Records from a collection:
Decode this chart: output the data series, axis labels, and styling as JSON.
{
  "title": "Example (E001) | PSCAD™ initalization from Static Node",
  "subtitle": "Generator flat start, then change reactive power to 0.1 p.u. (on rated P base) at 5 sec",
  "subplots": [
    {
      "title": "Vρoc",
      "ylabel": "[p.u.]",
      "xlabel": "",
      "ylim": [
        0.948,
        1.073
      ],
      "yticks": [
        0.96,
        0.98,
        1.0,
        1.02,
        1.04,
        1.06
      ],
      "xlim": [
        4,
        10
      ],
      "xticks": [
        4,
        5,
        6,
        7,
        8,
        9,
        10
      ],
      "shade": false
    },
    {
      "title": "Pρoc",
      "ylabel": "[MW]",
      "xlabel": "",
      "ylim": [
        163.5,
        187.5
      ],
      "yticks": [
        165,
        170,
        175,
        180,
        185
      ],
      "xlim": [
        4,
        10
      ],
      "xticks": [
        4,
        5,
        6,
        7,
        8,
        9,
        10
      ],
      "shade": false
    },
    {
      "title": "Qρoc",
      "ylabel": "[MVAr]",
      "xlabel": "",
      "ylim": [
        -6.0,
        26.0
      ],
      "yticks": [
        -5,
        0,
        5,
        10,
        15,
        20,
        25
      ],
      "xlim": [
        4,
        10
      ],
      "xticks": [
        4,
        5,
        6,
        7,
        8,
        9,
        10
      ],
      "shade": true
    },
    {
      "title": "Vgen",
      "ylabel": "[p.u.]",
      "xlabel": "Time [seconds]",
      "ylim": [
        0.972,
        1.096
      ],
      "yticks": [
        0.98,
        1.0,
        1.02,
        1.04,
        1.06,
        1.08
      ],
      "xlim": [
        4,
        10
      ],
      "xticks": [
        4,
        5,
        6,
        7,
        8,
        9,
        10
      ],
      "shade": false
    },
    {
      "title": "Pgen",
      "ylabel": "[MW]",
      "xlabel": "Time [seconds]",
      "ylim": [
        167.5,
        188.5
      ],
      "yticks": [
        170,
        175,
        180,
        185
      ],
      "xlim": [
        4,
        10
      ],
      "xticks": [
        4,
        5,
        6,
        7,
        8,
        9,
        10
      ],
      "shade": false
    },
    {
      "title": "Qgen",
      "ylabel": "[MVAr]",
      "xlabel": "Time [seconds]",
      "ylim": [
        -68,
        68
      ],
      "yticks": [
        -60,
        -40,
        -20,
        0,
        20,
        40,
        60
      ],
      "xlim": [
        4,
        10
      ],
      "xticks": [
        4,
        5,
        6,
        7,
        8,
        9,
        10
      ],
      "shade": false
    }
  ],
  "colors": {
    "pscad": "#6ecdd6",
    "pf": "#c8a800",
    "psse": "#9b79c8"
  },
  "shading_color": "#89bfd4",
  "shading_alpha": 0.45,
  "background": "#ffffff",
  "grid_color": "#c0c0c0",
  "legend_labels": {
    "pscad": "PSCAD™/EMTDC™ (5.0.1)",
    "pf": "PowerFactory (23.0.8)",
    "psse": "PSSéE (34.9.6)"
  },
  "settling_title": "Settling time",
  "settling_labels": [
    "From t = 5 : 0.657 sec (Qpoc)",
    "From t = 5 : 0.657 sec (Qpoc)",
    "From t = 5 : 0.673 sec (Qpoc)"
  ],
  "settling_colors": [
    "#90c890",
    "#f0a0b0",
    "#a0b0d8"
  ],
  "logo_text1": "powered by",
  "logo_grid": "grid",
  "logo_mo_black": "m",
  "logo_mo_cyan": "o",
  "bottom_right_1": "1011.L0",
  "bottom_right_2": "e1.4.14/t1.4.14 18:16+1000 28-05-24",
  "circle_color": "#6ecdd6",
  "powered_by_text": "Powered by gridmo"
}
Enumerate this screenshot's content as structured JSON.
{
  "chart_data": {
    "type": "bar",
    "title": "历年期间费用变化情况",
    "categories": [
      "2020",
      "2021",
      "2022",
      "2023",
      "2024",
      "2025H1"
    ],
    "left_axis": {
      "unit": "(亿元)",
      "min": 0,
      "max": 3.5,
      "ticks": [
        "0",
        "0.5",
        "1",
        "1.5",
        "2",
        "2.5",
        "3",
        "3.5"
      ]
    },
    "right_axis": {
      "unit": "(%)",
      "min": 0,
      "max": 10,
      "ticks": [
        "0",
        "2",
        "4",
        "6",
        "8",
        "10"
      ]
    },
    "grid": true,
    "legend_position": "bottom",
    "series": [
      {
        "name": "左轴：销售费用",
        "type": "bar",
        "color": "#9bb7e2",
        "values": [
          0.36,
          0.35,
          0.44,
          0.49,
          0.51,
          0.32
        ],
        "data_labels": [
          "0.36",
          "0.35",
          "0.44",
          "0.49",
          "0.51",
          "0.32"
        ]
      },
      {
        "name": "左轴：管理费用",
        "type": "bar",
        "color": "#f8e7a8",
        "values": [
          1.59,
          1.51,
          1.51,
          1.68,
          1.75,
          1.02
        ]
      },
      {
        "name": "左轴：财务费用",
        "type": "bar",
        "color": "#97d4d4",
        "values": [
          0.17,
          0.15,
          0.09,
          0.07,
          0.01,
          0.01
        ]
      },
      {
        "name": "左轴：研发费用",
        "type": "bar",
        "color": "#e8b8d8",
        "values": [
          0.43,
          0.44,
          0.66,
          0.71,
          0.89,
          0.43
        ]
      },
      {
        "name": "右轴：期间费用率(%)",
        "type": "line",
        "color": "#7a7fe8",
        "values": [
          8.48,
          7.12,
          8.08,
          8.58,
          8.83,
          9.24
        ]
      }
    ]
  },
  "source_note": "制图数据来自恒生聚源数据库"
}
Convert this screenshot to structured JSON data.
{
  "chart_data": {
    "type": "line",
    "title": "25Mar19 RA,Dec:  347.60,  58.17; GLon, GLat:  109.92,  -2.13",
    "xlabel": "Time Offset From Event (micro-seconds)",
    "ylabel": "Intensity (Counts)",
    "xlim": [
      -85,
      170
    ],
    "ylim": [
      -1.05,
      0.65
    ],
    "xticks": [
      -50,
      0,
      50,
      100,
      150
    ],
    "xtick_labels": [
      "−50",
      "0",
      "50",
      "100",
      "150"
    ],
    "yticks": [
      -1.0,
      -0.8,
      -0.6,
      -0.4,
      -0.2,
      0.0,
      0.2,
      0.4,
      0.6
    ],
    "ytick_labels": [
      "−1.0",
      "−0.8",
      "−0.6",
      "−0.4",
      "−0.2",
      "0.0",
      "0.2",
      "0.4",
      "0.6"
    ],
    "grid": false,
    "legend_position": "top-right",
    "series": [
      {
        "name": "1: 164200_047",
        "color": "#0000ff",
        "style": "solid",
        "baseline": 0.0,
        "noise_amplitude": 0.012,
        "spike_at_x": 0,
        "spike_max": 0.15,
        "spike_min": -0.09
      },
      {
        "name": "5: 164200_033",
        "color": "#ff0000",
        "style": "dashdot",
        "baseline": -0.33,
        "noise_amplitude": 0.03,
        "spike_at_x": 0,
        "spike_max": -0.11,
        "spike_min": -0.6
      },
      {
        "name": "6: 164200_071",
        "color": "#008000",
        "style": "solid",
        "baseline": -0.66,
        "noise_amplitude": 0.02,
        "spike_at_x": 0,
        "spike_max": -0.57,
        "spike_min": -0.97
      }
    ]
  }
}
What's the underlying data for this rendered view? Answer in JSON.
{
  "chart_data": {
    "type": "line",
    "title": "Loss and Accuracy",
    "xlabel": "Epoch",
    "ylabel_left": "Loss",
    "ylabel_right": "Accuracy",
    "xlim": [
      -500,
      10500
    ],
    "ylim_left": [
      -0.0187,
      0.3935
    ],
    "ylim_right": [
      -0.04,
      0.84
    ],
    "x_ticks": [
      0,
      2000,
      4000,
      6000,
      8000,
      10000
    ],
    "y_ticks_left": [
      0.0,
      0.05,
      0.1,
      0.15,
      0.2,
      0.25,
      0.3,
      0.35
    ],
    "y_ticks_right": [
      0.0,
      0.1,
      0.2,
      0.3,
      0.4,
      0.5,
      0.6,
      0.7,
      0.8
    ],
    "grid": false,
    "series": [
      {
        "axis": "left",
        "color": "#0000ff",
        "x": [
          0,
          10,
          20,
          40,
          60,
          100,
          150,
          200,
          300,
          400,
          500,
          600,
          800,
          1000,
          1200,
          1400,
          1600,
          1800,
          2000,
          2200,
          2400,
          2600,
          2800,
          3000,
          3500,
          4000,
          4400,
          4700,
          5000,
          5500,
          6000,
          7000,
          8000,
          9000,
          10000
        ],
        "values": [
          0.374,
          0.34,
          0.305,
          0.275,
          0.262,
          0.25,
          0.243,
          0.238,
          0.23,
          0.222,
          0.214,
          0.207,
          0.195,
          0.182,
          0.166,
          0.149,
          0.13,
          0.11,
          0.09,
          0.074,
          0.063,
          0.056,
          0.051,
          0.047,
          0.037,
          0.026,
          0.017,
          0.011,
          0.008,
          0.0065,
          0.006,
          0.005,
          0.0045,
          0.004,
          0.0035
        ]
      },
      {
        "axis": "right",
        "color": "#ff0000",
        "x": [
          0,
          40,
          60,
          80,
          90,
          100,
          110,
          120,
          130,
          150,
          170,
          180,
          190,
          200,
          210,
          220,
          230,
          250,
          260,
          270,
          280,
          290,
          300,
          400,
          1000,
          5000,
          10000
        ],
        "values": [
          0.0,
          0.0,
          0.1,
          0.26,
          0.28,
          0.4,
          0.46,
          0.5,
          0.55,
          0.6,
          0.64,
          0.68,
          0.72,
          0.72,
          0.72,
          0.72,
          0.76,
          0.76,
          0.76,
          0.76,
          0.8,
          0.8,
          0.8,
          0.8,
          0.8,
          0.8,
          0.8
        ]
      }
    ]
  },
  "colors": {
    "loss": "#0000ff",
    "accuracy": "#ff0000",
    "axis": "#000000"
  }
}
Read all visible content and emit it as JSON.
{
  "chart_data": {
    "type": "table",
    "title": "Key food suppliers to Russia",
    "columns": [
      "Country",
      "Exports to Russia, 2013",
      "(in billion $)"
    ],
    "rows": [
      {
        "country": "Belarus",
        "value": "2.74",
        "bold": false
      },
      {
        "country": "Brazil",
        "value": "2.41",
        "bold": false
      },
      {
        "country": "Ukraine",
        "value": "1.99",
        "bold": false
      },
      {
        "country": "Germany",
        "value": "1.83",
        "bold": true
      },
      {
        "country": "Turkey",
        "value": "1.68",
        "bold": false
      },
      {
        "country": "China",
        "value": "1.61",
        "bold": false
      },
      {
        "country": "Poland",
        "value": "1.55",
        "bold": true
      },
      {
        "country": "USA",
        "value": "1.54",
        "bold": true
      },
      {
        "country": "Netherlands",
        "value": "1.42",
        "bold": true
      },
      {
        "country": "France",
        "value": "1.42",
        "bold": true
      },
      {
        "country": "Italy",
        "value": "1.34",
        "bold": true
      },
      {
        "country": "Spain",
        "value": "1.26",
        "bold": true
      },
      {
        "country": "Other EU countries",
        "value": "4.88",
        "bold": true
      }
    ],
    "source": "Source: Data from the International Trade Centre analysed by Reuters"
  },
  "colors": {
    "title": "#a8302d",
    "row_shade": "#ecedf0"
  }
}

_PROBLEM DETAILS:_ Which lines above contain "this"? Show each of them.

_TASK RESPONSE:_
Decode this chart: output the data series, axis labels, and styling as JSON.
Enumerate this screenshot's content as structured JSON.
Convert this screenshot to structured JSON data.
What's the underlying data for this rendered view? Answer in JSON.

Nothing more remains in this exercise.